*Soru a*.
Şu ifadeler sayfa alıntısıyla uyuşuyor mu: (i) Türkiye 1915 ile yüzleşme sürecini 23 Nisan'da başlattı; (ii) Özal 1991'de MGK'dan destek gördü; (iii) yazar, payenin kime verileceği sorusunu doğru bir soru sayıyor? Her biri için evet ya da hayır deyin ve karar veren sözleri metinden aynen alıntılayın.

*Sayfa alıntısı*.
- 1.05.2014 00:00
Türkiye unutmayı seçtiği tarihi bir gerçekle, 1915 ile yüzleşme sürecini 23 Nisan'da başlattı. Burada payeyi Başbakan Erdoğan'ın cesaretine mi, yoksa dindar yurttaşların ferasetine mi vermek gerekir acaba? Yanlış bir soru bu. Her iki özne de birbirini ileriye doğru iten olumlu bir sinerji oluşturmuş durumda. Burada Erdoğan'ın artık AK Parti dahil siyasal kültür limitlerini, muhalefetin güdüklüğünü de aşan bir liderlik gösterdiğine şahit oluyoruz. Dünkü yazımda bahsetmiştim. Merhum Özal da 1991'de 'Konuşsak, yüzleşsek ne olur' demiş, ama MGK ve kendi partisinden kırmızı kartı görmüştü.

*Görev satırları*.
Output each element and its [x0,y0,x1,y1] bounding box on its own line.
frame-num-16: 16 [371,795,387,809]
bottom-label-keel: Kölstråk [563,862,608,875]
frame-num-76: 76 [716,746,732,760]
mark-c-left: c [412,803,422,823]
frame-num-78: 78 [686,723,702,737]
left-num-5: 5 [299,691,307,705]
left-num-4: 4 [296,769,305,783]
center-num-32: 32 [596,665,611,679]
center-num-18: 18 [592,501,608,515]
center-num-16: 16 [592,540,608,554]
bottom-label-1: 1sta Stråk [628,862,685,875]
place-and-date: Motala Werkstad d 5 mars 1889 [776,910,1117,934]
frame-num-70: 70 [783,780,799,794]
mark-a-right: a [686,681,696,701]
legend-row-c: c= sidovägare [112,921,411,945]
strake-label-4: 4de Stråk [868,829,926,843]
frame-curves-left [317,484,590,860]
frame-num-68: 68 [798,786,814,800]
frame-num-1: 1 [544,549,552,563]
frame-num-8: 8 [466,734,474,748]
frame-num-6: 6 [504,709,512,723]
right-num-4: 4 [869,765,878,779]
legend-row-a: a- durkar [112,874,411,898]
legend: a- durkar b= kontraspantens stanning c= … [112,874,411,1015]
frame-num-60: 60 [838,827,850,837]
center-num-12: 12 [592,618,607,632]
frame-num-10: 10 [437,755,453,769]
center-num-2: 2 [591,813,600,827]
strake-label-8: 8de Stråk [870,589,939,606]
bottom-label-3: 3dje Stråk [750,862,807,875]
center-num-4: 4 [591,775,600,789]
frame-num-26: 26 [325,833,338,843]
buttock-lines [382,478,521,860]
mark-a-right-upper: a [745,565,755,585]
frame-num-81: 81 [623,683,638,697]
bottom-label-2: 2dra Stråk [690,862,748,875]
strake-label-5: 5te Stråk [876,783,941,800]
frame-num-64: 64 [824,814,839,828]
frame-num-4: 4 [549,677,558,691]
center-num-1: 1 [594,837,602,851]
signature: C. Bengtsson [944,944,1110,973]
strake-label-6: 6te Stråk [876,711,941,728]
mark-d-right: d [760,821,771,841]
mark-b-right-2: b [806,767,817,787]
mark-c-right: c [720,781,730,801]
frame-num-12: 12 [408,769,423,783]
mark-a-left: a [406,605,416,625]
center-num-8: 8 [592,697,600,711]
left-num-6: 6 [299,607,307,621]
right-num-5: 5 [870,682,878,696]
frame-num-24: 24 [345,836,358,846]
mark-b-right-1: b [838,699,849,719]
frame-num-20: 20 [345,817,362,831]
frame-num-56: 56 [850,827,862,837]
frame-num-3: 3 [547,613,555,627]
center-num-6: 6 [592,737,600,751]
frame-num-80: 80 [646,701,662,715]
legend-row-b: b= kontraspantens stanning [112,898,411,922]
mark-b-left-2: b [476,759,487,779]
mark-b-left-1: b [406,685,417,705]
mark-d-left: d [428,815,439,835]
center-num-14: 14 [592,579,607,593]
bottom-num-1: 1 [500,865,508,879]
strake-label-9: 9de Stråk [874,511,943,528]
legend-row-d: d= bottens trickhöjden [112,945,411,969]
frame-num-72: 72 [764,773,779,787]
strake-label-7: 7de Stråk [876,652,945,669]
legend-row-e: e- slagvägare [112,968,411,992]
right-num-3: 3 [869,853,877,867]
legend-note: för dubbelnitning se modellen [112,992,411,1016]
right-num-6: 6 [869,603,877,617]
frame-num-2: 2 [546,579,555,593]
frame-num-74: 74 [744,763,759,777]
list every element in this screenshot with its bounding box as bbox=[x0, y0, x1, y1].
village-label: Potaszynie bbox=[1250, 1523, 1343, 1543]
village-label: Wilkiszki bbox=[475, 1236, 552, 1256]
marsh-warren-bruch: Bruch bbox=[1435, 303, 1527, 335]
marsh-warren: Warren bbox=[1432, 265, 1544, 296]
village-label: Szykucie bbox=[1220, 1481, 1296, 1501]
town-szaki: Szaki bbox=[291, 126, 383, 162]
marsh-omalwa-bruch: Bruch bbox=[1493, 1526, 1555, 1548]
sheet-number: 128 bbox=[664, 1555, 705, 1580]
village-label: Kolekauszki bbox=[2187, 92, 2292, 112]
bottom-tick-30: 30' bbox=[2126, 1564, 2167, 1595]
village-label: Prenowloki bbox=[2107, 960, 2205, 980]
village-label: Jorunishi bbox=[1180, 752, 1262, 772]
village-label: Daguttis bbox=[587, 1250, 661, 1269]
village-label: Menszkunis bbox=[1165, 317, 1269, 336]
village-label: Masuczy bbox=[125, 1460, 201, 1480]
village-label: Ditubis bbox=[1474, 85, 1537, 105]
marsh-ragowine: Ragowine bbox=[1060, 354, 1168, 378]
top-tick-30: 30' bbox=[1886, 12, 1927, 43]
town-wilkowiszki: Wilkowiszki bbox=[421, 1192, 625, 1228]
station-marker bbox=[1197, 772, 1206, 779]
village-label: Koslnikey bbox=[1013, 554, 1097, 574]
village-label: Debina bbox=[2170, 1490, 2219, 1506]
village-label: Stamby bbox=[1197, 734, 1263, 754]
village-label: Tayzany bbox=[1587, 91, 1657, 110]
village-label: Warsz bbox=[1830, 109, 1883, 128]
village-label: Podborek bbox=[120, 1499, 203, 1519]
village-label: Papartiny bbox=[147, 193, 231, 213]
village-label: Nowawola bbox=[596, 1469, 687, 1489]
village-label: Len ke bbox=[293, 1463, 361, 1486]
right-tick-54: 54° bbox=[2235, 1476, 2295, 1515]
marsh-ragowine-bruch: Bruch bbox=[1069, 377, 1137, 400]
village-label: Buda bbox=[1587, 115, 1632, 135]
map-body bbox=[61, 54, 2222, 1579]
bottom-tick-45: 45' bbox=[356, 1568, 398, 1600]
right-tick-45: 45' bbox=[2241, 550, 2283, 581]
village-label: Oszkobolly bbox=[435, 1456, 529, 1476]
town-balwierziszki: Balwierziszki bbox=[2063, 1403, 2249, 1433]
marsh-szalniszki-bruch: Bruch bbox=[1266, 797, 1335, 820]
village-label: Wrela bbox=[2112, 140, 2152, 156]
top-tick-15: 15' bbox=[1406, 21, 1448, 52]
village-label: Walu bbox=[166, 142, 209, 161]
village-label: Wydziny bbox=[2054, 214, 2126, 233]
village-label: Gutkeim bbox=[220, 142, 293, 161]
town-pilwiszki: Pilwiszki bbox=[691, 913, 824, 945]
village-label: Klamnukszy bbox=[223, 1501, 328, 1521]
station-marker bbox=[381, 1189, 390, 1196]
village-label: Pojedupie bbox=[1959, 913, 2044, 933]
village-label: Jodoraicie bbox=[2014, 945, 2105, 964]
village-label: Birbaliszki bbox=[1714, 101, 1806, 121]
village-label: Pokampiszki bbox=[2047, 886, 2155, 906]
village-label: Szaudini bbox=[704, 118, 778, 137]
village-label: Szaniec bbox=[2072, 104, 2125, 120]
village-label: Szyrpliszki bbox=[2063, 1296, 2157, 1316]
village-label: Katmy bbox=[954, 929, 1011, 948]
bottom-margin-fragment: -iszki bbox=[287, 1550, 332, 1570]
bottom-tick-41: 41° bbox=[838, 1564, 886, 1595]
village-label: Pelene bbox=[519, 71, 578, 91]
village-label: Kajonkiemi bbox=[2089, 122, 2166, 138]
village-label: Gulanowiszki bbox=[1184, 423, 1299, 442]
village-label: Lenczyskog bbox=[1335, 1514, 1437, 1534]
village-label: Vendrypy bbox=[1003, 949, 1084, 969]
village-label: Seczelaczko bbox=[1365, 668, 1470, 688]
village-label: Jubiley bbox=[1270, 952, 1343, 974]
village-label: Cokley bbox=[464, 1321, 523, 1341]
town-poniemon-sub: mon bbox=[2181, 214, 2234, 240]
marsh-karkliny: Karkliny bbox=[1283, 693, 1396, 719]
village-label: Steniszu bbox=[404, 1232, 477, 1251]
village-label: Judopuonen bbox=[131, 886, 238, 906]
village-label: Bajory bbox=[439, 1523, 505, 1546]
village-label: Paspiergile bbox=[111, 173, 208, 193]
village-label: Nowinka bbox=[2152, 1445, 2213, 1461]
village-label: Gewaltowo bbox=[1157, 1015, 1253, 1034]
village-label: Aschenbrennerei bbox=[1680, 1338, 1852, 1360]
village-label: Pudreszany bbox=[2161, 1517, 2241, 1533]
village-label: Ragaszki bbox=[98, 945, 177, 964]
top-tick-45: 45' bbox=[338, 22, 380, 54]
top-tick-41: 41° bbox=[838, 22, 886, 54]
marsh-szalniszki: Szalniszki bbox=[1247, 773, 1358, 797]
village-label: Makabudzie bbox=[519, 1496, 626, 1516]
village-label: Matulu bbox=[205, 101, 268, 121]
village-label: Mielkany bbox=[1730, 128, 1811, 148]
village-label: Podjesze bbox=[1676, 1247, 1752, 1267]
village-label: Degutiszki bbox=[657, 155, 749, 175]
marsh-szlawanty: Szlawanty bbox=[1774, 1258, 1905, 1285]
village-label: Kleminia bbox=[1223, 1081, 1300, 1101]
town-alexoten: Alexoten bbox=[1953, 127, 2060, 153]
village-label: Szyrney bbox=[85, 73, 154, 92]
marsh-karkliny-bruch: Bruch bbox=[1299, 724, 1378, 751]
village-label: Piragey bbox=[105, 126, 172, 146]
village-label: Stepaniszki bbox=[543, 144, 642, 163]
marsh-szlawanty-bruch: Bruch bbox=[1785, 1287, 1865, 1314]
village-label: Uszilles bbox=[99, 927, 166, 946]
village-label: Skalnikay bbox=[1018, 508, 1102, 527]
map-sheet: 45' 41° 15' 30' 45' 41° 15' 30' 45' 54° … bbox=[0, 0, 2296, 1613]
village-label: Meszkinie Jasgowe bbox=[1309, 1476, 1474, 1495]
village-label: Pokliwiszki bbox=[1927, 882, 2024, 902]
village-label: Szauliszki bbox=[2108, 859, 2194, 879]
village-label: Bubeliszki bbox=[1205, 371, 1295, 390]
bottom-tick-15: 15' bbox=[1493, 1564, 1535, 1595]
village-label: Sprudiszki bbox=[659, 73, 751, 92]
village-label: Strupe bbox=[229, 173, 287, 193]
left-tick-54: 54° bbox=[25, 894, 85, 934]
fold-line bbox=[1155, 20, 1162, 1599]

*Soru b*.
Satırları süzün: "legend" dizesini içeren her satırı kopyalayın.

*Beklenen cevap a*.
(i) Evet: "Türkiye unutmayı seçtiği tarihi bir gerçekle, 1915 ile yüzleşme sürecini 23 Nisan'da başlattı."
(ii) Hayır: "ama MGK ve kendi partisinden kırmızı kartı görmüştü."
(iii) Hayır: "Yanlış bir soru bu."

*Beklenen cevap b*.
legend-row-c: c= sidovägare [112,921,411,945]
legend-row-a: a- durkar [112,874,411,898]
legend: a- durkar b= kontraspantens stanning c= … [112,874,411,1015]
legend-row-b: b= kontraspantens stanning [112,898,411,922]
legend-row-d: d= bottens trickhöjden [112,945,411,969]
legend-row-e: e- slagvägare [112,968,411,992]
legend-note: för dubbelnitning se modellen [112,992,411,1016]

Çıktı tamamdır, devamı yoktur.